Exercise prompt — Count only the lines of the records that hold "было", then give the number without any other words.

= = =

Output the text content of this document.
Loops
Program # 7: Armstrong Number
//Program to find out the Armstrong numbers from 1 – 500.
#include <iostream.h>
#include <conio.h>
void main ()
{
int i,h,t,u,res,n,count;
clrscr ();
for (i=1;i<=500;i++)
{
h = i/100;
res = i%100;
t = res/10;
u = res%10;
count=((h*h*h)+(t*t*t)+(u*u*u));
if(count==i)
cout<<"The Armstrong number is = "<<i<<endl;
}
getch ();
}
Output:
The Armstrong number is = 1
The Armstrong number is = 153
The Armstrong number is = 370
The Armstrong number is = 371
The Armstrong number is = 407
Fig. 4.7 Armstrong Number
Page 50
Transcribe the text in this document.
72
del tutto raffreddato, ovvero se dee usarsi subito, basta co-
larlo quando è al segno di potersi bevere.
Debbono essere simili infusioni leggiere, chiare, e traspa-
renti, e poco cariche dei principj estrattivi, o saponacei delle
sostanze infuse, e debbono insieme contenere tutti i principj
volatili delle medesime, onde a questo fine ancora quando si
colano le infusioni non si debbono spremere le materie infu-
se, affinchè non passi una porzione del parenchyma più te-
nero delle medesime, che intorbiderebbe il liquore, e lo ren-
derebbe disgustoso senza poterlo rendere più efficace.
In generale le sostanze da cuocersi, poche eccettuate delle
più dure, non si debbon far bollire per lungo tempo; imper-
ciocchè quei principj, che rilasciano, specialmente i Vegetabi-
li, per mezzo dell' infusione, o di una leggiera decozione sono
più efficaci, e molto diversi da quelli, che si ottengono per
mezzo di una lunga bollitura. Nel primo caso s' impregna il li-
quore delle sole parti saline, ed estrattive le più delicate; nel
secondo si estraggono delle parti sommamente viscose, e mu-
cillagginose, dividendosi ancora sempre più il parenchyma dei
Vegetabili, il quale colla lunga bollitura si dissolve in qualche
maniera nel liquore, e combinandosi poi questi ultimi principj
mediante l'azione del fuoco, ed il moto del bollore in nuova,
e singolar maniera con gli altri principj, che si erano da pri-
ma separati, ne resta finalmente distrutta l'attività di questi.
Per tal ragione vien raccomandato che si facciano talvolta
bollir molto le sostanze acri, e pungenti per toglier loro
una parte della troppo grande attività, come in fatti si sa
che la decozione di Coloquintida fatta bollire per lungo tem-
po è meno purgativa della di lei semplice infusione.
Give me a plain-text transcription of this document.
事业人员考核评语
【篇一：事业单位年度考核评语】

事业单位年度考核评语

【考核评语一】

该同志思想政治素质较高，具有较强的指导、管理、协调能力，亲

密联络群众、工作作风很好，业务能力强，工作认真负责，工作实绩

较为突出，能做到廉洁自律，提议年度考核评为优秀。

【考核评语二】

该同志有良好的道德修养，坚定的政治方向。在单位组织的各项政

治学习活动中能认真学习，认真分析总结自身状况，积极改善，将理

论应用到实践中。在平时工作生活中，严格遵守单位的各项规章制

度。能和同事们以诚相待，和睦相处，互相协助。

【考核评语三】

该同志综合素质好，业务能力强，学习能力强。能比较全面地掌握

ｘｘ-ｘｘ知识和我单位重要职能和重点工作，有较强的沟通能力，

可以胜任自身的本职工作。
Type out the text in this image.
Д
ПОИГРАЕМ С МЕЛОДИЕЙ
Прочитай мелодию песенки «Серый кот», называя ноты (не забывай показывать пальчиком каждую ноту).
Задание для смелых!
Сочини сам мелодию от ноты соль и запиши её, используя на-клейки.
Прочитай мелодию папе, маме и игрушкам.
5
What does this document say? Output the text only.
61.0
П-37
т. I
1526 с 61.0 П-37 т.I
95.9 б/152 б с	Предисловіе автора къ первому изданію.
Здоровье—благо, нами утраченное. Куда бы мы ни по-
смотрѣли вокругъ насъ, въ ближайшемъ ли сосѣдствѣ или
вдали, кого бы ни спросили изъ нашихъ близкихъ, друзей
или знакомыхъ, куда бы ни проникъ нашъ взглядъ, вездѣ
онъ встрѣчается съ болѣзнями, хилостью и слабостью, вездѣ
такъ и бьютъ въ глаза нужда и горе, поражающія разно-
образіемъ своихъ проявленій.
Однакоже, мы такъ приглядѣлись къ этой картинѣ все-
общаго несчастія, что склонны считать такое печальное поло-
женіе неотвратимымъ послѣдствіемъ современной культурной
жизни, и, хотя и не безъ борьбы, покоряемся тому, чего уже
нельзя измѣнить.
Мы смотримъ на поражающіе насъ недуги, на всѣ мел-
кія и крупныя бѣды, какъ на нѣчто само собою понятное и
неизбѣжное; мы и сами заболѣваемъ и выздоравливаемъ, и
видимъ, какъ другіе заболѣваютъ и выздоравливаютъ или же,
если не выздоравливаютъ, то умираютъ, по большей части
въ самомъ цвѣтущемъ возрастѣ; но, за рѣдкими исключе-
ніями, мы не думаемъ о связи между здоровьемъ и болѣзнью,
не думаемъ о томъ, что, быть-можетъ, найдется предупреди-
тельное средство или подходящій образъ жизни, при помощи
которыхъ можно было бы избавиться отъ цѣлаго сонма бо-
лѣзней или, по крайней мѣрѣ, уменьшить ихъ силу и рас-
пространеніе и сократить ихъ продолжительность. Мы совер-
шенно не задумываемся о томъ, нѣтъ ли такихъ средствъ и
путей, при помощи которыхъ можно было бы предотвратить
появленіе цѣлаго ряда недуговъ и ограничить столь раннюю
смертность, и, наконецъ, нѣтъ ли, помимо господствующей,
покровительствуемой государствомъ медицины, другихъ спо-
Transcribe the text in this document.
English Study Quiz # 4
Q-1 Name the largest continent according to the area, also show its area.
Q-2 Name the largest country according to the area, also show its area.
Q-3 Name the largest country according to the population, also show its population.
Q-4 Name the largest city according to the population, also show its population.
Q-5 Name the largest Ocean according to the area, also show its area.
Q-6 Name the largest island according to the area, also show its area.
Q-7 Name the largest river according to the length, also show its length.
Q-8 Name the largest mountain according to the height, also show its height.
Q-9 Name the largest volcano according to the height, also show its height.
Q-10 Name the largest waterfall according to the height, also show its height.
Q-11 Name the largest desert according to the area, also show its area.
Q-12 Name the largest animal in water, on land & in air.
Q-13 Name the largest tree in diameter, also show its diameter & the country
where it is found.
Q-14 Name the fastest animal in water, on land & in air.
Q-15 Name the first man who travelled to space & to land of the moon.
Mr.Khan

= = =

Exercise answer — 2